Problem requirements:
Word for word, print every entry below.

Information provided:

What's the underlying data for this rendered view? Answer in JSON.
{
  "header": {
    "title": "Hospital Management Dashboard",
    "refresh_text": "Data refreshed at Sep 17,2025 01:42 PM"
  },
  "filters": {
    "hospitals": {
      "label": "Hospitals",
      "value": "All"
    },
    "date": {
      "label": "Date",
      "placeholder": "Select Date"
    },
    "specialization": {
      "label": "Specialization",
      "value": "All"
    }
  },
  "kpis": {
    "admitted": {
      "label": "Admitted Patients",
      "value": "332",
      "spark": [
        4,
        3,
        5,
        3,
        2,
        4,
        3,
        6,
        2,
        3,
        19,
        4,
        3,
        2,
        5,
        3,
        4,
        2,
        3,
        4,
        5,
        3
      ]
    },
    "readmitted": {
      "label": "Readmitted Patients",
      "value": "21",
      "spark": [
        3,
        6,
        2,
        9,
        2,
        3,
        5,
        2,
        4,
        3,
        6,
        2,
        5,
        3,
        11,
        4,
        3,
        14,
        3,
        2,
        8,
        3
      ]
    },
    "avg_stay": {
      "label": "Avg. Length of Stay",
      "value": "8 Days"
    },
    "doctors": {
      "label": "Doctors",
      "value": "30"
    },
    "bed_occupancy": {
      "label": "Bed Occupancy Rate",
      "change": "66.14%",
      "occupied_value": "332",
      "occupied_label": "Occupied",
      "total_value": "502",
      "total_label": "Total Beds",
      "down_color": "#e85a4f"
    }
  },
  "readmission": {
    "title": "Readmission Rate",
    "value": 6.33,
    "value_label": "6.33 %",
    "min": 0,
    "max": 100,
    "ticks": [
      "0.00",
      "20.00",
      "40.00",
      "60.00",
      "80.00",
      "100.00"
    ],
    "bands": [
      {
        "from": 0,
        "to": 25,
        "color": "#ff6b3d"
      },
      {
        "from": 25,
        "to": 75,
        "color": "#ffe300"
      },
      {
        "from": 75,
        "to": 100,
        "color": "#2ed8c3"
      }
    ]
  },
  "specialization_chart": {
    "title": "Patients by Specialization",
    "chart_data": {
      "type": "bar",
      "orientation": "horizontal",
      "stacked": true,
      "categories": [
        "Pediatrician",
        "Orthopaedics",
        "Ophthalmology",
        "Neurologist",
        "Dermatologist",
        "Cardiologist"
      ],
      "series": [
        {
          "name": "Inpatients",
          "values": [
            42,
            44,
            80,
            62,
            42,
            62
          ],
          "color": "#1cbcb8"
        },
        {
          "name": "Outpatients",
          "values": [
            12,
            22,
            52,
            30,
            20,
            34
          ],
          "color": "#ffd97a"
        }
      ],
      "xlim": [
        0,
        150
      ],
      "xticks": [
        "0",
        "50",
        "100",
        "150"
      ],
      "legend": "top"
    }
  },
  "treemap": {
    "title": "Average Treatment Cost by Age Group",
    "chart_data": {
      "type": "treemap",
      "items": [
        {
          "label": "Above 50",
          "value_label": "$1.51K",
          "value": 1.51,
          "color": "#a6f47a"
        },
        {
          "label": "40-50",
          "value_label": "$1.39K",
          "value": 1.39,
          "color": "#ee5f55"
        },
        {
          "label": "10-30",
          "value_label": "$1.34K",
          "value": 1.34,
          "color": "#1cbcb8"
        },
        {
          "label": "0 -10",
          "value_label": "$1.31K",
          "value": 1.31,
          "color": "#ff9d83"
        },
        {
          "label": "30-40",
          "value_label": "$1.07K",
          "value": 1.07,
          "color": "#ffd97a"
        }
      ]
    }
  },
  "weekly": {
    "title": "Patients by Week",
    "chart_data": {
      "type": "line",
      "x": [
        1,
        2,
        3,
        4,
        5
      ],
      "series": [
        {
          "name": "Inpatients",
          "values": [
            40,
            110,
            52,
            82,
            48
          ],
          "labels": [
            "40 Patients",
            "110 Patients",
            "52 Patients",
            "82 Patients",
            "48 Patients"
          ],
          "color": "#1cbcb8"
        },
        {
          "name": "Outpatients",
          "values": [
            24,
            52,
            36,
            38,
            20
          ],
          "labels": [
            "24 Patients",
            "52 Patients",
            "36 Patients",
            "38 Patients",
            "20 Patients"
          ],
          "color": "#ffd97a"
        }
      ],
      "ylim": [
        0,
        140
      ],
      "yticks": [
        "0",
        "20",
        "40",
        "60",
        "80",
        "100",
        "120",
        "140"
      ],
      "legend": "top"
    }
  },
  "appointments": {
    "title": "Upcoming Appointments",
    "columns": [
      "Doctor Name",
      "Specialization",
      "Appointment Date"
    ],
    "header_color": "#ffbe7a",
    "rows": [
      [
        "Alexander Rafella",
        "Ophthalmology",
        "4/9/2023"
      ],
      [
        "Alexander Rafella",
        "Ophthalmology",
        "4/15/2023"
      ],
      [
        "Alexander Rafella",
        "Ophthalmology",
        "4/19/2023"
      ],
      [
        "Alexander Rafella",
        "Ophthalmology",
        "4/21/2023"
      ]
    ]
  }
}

Task answer:
What's the underlying data for this rendered view? Answer in JSON.
{
  "header": {
    "title": "Hospital Management Dashboard",
    "refresh_text": "Data refreshed at Sep 17,2025 01:42 PM"
  },
  "filters": {
    "hospitals": {
      "label": "Hospitals",
      "value": "All"
    },
    "date": {
      "label": "Date",
      "placeholder": "Select Date"
    },
    "specialization": {
      "label": "Specialization",
      "value": "All"
    }
  },
  "kpis": {
    "admitted": {
      "label": "Admitted Patients",
      "value": "332",
      "spark": [
        4,
        3,
        5,
        3,
        2,
        4,
        3,
        6,
        2,
        3,
        19,
        4,
        3,
        2,
        5,
        3,
        4,
        2,
        3,
        4,
        5,
        3
      ]
    },
    "readmitted": {
      "label": "Readmitted Patients",
      "value": "21",
      "spark": [
        3,
        6,
        2,
        9,
        2,
        3,
        5,
        2,
        4,
        3,
        6,
        2,
        5,
        3,
        11,
        4,
        3,
        14,
        3,
        2,
        8,
        3
      ]
    },
    "avg_stay": {
      "label": "Avg. Length of Stay",
      "value": "8 Days"
    },
    "doctors": {
      "label": "Doctors",
      "value": "30"
    },
    "bed_occupancy": {
      "label": "Bed Occupancy Rate",
      "change": "66.14%",
      "occupied_value": "332",
      "occupied_label": "Occupied",
      "total_value": "502",
      "total_label": "Total Beds",
      "down_color": "#e85a4f"
    }
  },
  "readmission": {
    "title": "Readmission Rate",
    "value": 6.33,
    "value_label": "6.33 %",
    "min": 0,
    "max": 100,
    "ticks": [
      "0.00",
      "20.00",
      "40.00",
      "60.00",
      "80.00",
      "100.00"
    ],
    "bands": [
      {
        "from": 0,
        "to": 25,
        "color": "#ff6b3d"
      },
      {
        "from": 25,
        "to": 75,
        "color": "#ffe300"
      },
      {
        "from": 75,
        "to": 100,
        "color": "#2ed8c3"
      }
    ]
  },
  "specialization_chart": {
    "title": "Patients by Specialization",
    "chart_data": {
      "type": "bar",
      "orientation": "horizontal",
      "stacked": true,
      "categories": [
        "Pediatrician",
        "Orthopaedics",
        "Ophthalmology",
        "Neurologist",
        "Dermatologist",
        "Cardiologist"
      ],
      "series": [
        {
          "name": "Inpatients",
          "values": [
            42,
            44,
            80,
            62,
            42,
            62
          ],
          "color": "#1cbcb8"
        },
        {
          "name": "Outpatients",
          "values": [
            12,
            22,
            52,
            30,
            20,
            34
          ],
          "color": "#ffd97a"
        }
      ],
      "xlim": [
        0,
        150
      ],
      "xticks": [
        "0",
        "50",
        "100",
        "150"
      ],
      "legend": "top"
    }
  },
  "treemap": {
    "title": "Average Treatment Cost by Age Group",
    "chart_data": {
      "type": "treemap",
      "items": [
        {
          "label": "Above 50",
          "value_label": "$1.51K",
          "value": 1.51,
          "color": "#a6f47a"
        },
        {
          "label": "40-50",
          "value_label": "$1.39K",
          "value": 1.39,
          "color": "#ee5f55"
        },
        {
          "label": "10-30",
          "value_label": "$1.34K",
          "value": 1.34,
          "color": "#1cbcb8"
        },
        {
          "label": "0 -10",
          "value_label": "$1.31K",
          "value": 1.31,
          "color": "#ff9d83"
        },
        {
          "label": "30-40",
          "value_label": "$1.07K",
          "value": 1.07,
          "color": "#ffd97a"
        }
      ]
    }
  },
  "weekly": {
    "title": "Patients by Week",
    "chart_data": {
      "type": "line",
      "x": [
        1,
        2,
        3,
        4,
        5
      ],
      "series": [
        {
          "name": "Inpatients",
          "values": [
            40,
            110,
            52,
            82,
            48
          ],
          "labels": [
            "40 Patients",
            "110 Patients",
            "52 Patients",
            "82 Patients",
            "48 Patients"
          ],
          "color": "#1cbcb8"
        },
        {
          "name": "Outpatients",
          "values": [
            24,
            52,
            36,
            38,
            20
          ],
          "labels": [
            "24 Patients",
            "52 Patients",
            "36 Patients",
            "38 Patients",
            "20 Patients"
          ],
          "color": "#ffd97a"
        }
      ],
      "ylim": [
        0,
        140
      ],
      "yticks": [
        "0",
        "20",
        "40",
        "60",
        "80",
        "100",
        "120",
        "140"
      ],
      "legend": "top"
    }
  },
  "appointments": {
    "title": "Upcoming Appointments",
    "columns": [
      "Doctor Name",
      "Specialization",
      "Appointment Date"
    ],
    "header_color": "#ffbe7a",
    "rows": [
      [
        "Alexander Rafella",
        "Ophthalmology",
        "4/9/2023"
      ],
      [
        "Alexander Rafella",
        "Ophthalmology",
        "4/15/2023"
      ],
      [
        "Alexander Rafella",
        "Ophthalmology",
        "4/19/2023"
      ],
      [
        "Alexander Rafella",
        "Ophthalmology",
        "4/21/2023"
      ]
    ]
  }
}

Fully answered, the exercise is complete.